Exercise instructions: Locate the string "Тест" in the listing below. Copy every line where it is found.

[Collection entries]
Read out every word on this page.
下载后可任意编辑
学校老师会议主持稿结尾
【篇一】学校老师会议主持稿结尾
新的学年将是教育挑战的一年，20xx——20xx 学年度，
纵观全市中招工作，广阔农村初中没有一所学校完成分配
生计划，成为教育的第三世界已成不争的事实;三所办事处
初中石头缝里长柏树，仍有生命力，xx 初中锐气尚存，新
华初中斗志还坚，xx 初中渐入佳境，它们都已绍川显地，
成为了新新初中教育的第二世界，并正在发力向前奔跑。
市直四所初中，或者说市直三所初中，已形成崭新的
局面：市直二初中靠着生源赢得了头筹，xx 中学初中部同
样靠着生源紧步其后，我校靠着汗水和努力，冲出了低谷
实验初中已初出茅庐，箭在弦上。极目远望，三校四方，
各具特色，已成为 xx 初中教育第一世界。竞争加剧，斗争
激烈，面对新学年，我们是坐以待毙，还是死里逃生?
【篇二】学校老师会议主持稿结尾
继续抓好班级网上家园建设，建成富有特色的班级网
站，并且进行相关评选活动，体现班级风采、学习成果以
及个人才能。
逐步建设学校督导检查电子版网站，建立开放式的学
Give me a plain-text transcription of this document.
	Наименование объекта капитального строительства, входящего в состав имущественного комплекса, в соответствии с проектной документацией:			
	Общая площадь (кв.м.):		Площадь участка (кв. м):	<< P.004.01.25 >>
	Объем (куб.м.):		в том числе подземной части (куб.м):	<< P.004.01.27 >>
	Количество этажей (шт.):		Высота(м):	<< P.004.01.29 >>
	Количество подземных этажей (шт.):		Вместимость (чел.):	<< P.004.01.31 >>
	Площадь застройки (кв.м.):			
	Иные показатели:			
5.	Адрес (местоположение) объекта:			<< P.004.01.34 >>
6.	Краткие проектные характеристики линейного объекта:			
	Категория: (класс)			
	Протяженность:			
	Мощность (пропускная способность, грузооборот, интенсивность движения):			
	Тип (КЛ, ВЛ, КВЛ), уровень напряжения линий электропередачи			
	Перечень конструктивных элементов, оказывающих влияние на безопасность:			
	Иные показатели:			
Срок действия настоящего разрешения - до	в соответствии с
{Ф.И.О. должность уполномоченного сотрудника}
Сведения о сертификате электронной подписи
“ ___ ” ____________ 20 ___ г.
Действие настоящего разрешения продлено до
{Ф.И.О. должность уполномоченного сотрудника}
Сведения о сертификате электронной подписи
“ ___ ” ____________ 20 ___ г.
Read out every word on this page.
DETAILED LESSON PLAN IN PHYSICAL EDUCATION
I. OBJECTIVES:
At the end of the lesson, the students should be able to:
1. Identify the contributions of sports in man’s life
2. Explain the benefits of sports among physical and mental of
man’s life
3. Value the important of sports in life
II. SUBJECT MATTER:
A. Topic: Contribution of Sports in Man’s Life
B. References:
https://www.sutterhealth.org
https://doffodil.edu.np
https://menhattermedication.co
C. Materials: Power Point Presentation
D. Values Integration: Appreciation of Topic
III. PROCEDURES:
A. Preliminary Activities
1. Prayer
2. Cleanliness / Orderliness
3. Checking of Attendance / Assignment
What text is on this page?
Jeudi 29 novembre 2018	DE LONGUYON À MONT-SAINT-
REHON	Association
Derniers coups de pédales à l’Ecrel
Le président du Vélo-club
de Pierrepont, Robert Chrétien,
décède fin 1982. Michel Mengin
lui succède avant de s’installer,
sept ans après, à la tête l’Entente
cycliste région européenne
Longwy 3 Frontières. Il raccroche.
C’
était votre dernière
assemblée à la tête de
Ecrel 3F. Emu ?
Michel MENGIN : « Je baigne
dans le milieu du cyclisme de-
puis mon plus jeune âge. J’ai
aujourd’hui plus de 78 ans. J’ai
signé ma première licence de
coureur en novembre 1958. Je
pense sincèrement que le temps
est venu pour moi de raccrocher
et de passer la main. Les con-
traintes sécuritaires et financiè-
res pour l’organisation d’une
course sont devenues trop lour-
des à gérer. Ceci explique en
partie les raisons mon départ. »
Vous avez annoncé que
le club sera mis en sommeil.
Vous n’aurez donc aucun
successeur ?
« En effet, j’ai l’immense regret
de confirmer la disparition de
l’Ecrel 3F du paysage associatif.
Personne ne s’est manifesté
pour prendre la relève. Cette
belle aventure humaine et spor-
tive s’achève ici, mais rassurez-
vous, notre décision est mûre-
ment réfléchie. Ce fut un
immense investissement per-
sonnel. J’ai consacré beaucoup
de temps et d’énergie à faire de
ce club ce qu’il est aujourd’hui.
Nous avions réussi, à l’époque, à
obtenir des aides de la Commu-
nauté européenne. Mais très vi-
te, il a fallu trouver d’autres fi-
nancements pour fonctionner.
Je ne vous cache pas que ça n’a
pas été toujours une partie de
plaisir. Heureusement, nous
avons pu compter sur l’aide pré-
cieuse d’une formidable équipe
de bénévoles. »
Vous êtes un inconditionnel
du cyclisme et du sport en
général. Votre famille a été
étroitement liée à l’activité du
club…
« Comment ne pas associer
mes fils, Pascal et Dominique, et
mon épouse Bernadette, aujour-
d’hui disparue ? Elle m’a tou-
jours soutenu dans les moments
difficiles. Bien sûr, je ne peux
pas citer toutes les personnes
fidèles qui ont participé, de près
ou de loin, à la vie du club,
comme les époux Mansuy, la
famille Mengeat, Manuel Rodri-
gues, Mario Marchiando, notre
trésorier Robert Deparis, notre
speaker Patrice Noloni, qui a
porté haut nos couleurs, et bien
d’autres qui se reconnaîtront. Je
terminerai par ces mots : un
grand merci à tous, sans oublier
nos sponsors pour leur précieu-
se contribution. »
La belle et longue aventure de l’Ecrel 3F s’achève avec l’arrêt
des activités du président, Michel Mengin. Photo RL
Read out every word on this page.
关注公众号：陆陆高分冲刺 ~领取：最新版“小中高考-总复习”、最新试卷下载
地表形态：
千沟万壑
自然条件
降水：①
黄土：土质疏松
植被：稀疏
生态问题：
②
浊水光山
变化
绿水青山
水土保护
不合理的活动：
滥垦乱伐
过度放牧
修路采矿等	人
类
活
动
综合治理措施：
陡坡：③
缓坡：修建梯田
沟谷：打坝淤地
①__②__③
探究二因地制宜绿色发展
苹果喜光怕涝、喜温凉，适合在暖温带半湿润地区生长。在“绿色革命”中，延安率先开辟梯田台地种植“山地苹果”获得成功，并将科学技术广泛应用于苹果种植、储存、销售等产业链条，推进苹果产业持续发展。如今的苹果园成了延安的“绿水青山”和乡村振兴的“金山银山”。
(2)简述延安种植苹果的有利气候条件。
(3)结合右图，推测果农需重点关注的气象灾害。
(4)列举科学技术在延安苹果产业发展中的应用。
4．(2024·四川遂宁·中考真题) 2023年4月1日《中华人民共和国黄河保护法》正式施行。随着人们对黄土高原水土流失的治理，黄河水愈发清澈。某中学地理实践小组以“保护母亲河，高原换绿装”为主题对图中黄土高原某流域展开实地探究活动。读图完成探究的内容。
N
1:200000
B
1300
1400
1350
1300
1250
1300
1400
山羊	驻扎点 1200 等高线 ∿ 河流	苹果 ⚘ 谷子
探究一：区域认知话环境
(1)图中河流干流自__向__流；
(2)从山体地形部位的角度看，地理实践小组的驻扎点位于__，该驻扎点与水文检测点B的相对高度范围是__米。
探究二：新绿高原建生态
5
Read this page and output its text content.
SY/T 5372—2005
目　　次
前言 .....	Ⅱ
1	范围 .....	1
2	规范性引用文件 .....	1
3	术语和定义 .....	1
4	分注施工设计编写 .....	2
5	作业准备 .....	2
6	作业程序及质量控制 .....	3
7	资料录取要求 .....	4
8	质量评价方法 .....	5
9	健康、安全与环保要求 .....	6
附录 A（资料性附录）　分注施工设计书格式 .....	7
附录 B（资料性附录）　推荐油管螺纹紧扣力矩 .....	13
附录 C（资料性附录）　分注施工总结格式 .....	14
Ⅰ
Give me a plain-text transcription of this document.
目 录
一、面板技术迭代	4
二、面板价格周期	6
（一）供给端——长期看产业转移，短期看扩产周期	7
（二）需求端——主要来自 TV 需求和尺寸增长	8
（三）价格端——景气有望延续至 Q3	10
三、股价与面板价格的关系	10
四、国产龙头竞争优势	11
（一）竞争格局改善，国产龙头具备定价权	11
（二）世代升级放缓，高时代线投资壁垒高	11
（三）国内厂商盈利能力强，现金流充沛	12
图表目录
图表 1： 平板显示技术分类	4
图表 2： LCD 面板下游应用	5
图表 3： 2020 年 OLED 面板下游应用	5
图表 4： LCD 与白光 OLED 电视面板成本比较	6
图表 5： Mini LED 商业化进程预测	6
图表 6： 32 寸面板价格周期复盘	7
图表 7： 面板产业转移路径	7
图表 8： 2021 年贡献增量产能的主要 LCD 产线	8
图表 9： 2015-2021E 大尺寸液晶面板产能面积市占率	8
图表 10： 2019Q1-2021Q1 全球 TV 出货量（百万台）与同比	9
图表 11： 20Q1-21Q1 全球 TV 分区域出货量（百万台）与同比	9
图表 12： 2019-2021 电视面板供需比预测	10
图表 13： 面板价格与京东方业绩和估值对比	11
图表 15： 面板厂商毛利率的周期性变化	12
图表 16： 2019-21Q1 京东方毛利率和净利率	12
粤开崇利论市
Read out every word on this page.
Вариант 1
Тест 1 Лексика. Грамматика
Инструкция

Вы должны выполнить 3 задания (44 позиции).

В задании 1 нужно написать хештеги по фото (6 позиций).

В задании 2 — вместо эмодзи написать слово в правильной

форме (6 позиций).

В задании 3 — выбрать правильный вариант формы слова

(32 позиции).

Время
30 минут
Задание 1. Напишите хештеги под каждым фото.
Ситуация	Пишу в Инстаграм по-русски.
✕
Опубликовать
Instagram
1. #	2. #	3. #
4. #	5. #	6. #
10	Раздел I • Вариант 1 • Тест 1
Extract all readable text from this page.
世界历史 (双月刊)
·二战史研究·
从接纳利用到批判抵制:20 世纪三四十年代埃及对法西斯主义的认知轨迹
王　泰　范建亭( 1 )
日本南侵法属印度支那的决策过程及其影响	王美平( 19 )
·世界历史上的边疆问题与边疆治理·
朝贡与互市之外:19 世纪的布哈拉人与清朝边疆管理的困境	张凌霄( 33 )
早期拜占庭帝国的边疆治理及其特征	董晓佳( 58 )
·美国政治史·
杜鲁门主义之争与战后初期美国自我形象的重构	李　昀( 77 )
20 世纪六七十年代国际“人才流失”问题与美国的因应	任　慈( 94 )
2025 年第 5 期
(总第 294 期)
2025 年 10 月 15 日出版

Result:
Тест 1 Лексика. Грамматика
10	Раздел I • Вариант 1 • Тест 1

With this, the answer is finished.